Below is some material; set it all down exactly, apart from the pictures.

═══ Exercise materials

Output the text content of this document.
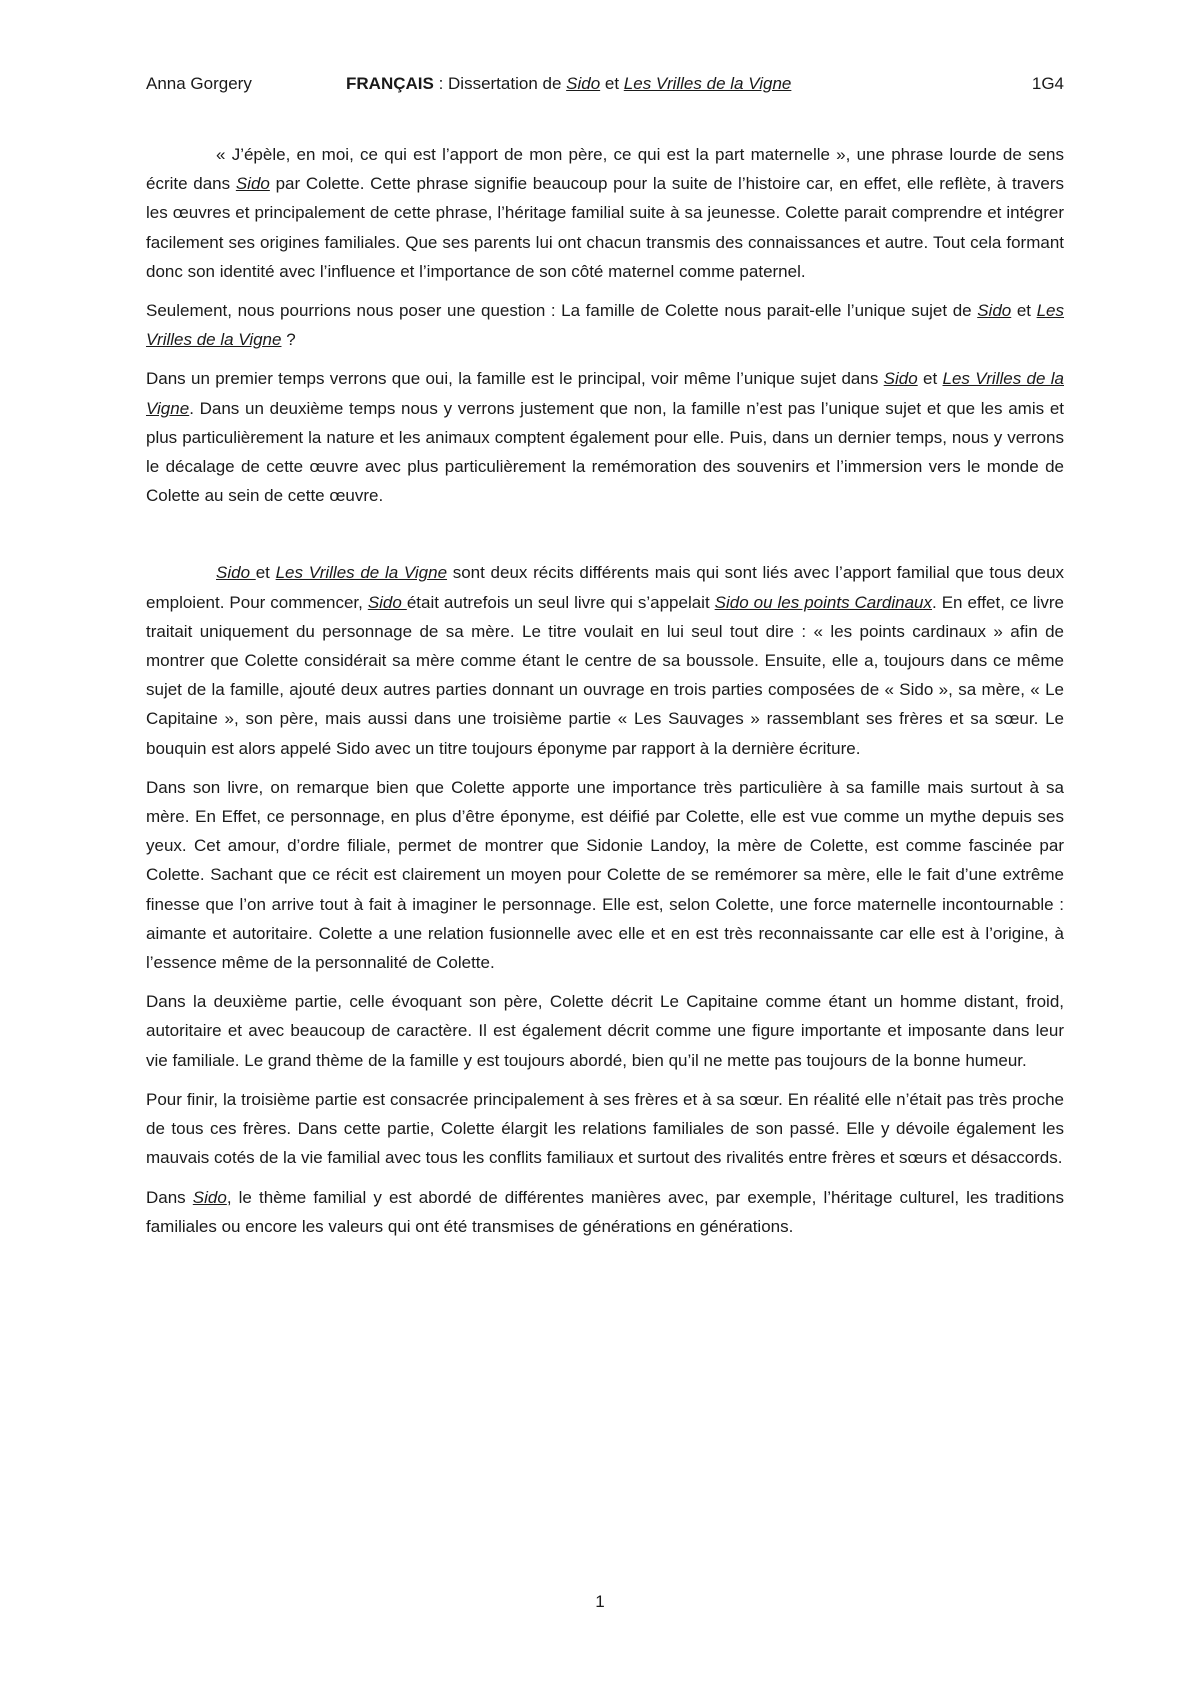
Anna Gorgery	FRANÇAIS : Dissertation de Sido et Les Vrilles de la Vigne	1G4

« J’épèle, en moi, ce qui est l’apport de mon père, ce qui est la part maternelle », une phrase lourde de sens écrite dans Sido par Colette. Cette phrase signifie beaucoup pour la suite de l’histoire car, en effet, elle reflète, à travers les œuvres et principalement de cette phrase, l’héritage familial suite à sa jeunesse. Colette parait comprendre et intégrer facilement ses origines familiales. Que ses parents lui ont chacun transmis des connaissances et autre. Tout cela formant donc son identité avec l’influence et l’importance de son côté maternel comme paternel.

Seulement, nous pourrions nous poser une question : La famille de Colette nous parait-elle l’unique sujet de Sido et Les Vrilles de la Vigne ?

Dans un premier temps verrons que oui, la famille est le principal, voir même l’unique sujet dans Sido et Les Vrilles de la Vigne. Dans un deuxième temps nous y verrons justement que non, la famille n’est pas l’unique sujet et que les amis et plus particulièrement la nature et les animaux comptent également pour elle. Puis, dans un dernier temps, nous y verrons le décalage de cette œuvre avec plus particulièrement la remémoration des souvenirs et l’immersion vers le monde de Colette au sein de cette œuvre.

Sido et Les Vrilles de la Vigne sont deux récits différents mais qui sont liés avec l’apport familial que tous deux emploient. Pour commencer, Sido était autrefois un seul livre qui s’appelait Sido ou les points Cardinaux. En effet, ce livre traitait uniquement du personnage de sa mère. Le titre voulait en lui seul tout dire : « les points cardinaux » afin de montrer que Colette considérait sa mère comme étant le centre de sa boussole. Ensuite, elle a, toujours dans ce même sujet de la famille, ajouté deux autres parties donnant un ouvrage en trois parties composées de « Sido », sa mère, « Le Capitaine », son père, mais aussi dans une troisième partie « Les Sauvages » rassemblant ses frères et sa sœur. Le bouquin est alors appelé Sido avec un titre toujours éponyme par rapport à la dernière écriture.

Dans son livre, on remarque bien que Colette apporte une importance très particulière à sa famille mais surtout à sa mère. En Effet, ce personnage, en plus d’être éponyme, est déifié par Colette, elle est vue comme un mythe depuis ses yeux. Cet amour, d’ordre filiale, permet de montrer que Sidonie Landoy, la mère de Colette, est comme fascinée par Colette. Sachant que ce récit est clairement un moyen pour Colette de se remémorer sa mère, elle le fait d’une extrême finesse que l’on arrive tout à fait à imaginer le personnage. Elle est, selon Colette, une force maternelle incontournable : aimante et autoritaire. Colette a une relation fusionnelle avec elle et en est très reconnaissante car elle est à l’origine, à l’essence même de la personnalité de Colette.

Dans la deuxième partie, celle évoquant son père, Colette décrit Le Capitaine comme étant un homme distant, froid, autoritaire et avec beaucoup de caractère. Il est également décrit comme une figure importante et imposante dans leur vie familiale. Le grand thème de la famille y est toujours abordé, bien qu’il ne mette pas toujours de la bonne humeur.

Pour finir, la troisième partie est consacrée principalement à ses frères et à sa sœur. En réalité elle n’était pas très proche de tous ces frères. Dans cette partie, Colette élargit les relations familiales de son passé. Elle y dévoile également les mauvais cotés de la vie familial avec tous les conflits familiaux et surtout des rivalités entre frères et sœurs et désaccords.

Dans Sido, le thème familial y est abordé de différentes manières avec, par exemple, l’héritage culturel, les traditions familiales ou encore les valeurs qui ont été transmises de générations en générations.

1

══════

* Response below
Output the text content of this document.
Anna Gorgery	FRANÇAIS : Dissertation de Sido et Les Vrilles de la Vigne	1G4

« J’épèle, en moi, ce qui est l’apport de mon père, ce qui est la part maternelle », une phrase lourde de sens écrite dans Sido par Colette. Cette phrase signifie beaucoup pour la suite de l’histoire car, en effet, elle reflète, à travers les œuvres et principalement de cette phrase, l’héritage familial suite à sa jeunesse. Colette parait comprendre et intégrer facilement ses origines familiales. Que ses parents lui ont chacun transmis des connaissances et autre. Tout cela formant donc son identité avec l’influence et l’importance de son côté maternel comme paternel.

Seulement, nous pourrions nous poser une question : La famille de Colette nous parait-elle l’unique sujet de Sido et Les Vrilles de la Vigne ?

Dans un premier temps verrons que oui, la famille est le principal, voir même l’unique sujet dans Sido et Les Vrilles de la Vigne. Dans un deuxième temps nous y verrons justement que non, la famille n’est pas l’unique sujet et que les amis et plus particulièrement la nature et les animaux comptent également pour elle. Puis, dans un dernier temps, nous y verrons le décalage de cette œuvre avec plus particulièrement la remémoration des souvenirs et l’immersion vers le monde de Colette au sein de cette œuvre.

Sido et Les Vrilles de la Vigne sont deux récits différents mais qui sont liés avec l’apport familial que tous deux emploient. Pour commencer, Sido était autrefois un seul livre qui s’appelait Sido ou les points Cardinaux. En effet, ce livre traitait uniquement du personnage de sa mère. Le titre voulait en lui seul tout dire : « les points cardinaux » afin de montrer que Colette considérait sa mère comme étant le centre de sa boussole. Ensuite, elle a, toujours dans ce même sujet de la famille, ajouté deux autres parties donnant un ouvrage en trois parties composées de « Sido », sa mère, « Le Capitaine », son père, mais aussi dans une troisième partie « Les Sauvages » rassemblant ses frères et sa sœur. Le bouquin est alors appelé Sido avec un titre toujours éponyme par rapport à la dernière écriture.

Dans son livre, on remarque bien que Colette apporte une importance très particulière à sa famille mais surtout à sa mère. En Effet, ce personnage, en plus d’être éponyme, est déifié par Colette, elle est vue comme un mythe depuis ses yeux. Cet amour, d’ordre filiale, permet de montrer que Sidonie Landoy, la mère de Colette, est comme fascinée par Colette. Sachant que ce récit est clairement un moyen pour Colette de se remémorer sa mère, elle le fait d’une extrême finesse que l’on arrive tout à fait à imaginer le personnage. Elle est, selon Colette, une force maternelle incontournable : aimante et autoritaire. Colette a une relation fusionnelle avec elle et en est très reconnaissante car elle est à l’origine, à l’essence même de la personnalité de Colette.

Dans la deuxième partie, celle évoquant son père, Colette décrit Le Capitaine comme étant un homme distant, froid, autoritaire et avec beaucoup de caractère. Il est également décrit comme une figure importante et imposante dans leur vie familiale. Le grand thème de la famille y est toujours abordé, bien qu’il ne mette pas toujours de la bonne humeur.

Pour finir, la troisième partie est consacrée principalement à ses frères et à sa sœur. En réalité elle n’était pas très proche de tous ces frères. Dans cette partie, Colette élargit les relations familiales de son passé. Elle y dévoile également les mauvais cotés de la vie familial avec tous les conflits familiaux et surtout des rivalités entre frères et sœurs et désaccords.

Dans Sido, le thème familial y est abordé de différentes manières avec, par exemple, l’héritage culturel, les traditions familiales ou encore les valeurs qui ont été transmises de générations en générations.

1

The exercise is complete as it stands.